:: Given entries ::

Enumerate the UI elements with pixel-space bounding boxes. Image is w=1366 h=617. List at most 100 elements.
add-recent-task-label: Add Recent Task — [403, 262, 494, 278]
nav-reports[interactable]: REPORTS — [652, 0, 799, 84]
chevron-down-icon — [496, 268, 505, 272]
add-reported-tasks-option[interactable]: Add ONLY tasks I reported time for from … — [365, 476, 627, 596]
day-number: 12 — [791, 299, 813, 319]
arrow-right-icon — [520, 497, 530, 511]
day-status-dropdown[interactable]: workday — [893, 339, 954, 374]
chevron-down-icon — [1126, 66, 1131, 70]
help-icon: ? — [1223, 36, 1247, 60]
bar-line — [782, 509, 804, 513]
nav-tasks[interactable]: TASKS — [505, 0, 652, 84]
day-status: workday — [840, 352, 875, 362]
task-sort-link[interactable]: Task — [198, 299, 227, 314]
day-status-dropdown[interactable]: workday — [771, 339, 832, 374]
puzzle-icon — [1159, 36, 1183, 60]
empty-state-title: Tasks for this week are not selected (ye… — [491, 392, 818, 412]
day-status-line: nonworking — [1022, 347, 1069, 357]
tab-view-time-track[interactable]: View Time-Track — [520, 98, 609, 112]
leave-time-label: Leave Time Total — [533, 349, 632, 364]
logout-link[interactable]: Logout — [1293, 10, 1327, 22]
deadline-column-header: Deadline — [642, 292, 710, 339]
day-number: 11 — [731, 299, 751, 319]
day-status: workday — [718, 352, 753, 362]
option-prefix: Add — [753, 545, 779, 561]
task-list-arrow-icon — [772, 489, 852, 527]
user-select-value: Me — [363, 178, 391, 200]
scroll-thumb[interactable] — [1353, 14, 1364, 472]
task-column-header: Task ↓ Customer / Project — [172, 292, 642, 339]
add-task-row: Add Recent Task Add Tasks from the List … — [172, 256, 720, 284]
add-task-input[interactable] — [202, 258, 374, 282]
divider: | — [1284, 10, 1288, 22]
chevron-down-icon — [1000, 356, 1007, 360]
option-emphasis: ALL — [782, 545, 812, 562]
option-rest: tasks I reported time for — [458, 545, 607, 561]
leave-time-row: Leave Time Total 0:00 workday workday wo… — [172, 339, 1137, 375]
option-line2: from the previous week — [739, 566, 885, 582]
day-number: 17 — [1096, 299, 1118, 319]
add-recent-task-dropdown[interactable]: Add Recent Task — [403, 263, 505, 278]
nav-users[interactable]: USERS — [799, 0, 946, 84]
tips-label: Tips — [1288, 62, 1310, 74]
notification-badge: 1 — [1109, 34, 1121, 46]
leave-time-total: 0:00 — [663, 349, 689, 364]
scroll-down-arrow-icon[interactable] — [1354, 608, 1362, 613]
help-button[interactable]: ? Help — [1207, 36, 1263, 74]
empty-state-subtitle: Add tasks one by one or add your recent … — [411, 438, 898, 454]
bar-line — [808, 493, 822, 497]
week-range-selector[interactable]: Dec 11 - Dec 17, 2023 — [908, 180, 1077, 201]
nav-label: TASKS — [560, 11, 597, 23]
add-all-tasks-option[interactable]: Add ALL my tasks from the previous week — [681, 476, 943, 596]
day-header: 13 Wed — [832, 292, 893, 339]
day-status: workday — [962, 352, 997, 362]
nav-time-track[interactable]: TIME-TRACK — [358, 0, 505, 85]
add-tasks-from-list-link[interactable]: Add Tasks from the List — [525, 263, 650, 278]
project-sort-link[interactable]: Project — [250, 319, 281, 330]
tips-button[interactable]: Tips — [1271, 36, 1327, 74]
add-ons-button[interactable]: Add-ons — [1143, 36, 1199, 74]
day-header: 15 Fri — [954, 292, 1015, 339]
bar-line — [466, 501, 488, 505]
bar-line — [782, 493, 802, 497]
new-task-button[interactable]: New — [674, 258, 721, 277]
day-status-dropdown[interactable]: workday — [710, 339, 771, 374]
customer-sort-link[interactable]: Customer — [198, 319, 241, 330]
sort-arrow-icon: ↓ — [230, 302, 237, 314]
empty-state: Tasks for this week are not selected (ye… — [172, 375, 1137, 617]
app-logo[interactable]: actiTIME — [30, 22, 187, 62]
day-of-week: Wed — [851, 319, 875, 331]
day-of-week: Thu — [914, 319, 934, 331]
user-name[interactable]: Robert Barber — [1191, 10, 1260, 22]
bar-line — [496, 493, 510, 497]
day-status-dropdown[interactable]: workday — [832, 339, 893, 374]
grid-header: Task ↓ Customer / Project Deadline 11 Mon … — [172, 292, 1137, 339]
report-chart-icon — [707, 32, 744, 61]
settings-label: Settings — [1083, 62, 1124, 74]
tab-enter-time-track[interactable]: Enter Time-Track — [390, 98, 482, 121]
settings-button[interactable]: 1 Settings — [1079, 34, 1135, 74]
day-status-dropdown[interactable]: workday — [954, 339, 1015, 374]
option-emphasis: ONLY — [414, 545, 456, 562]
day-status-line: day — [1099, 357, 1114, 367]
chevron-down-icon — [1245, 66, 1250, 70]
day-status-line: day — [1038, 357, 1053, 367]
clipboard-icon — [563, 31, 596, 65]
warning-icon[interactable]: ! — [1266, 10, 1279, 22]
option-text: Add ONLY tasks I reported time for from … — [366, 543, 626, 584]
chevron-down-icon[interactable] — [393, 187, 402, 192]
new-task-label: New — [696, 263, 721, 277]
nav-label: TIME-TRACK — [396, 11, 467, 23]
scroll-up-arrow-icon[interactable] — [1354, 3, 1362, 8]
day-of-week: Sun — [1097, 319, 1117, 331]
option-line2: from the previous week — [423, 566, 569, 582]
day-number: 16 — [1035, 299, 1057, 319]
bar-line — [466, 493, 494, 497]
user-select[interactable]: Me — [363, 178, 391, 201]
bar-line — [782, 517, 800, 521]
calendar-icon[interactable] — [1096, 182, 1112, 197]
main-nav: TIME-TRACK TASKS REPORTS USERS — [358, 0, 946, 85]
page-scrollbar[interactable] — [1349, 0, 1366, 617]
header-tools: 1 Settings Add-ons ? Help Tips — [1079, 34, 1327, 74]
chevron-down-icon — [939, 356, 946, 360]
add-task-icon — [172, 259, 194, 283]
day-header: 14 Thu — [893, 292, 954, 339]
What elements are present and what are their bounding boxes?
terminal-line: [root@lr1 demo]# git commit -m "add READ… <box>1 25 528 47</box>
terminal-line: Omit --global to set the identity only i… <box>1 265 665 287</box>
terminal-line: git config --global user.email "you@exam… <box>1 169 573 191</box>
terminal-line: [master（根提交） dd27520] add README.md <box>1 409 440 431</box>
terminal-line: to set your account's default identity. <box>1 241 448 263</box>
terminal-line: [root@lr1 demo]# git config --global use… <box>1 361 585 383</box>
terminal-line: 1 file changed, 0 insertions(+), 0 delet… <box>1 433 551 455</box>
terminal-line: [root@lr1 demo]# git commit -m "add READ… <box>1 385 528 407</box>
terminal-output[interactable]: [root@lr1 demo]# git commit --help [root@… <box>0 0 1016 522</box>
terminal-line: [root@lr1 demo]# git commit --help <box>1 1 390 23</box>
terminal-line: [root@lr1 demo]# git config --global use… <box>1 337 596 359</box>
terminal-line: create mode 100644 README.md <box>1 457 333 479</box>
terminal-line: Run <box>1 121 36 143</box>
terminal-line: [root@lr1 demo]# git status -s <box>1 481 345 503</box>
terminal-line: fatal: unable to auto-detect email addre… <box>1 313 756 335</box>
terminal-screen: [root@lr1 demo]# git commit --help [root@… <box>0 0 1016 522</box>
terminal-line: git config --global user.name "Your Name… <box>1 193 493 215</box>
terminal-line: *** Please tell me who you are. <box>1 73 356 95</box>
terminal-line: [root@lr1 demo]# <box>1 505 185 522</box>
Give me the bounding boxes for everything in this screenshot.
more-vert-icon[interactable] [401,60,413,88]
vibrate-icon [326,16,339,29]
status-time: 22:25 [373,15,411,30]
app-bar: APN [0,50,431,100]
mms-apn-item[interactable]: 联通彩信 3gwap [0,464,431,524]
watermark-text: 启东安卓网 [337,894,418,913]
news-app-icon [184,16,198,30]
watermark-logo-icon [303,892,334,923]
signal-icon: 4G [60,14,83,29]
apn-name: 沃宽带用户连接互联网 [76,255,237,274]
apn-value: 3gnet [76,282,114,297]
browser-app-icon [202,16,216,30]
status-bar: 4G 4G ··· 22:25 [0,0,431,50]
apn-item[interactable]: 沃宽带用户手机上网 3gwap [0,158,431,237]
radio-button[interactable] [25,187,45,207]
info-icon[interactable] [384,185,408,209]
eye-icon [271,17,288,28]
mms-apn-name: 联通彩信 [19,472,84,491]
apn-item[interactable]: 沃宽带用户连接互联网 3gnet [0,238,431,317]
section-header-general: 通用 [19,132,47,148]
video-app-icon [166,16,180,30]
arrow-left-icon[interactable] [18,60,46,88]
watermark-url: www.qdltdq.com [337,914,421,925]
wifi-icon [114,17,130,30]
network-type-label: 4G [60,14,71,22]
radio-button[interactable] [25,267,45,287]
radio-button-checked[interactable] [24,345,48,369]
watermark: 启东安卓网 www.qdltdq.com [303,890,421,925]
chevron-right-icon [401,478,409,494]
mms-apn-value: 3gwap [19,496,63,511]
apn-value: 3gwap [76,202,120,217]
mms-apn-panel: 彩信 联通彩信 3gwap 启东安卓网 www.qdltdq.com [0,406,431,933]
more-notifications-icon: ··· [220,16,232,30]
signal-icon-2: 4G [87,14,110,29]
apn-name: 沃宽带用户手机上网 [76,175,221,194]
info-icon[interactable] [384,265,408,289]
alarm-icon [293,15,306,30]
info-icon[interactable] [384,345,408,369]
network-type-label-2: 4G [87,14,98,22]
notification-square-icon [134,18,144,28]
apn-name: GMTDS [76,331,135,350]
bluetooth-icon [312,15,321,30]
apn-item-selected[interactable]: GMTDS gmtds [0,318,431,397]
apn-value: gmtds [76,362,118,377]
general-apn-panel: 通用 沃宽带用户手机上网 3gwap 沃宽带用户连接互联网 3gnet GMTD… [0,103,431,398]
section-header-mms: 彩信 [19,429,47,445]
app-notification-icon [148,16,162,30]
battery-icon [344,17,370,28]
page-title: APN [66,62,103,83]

:: Your instructions ::
Copy every line above that contains the string "info".

:: The solution ::
info-icon[interactable] [384,185,408,209]
info-icon[interactable] [384,265,408,289]
info-icon[interactable] [384,345,408,369]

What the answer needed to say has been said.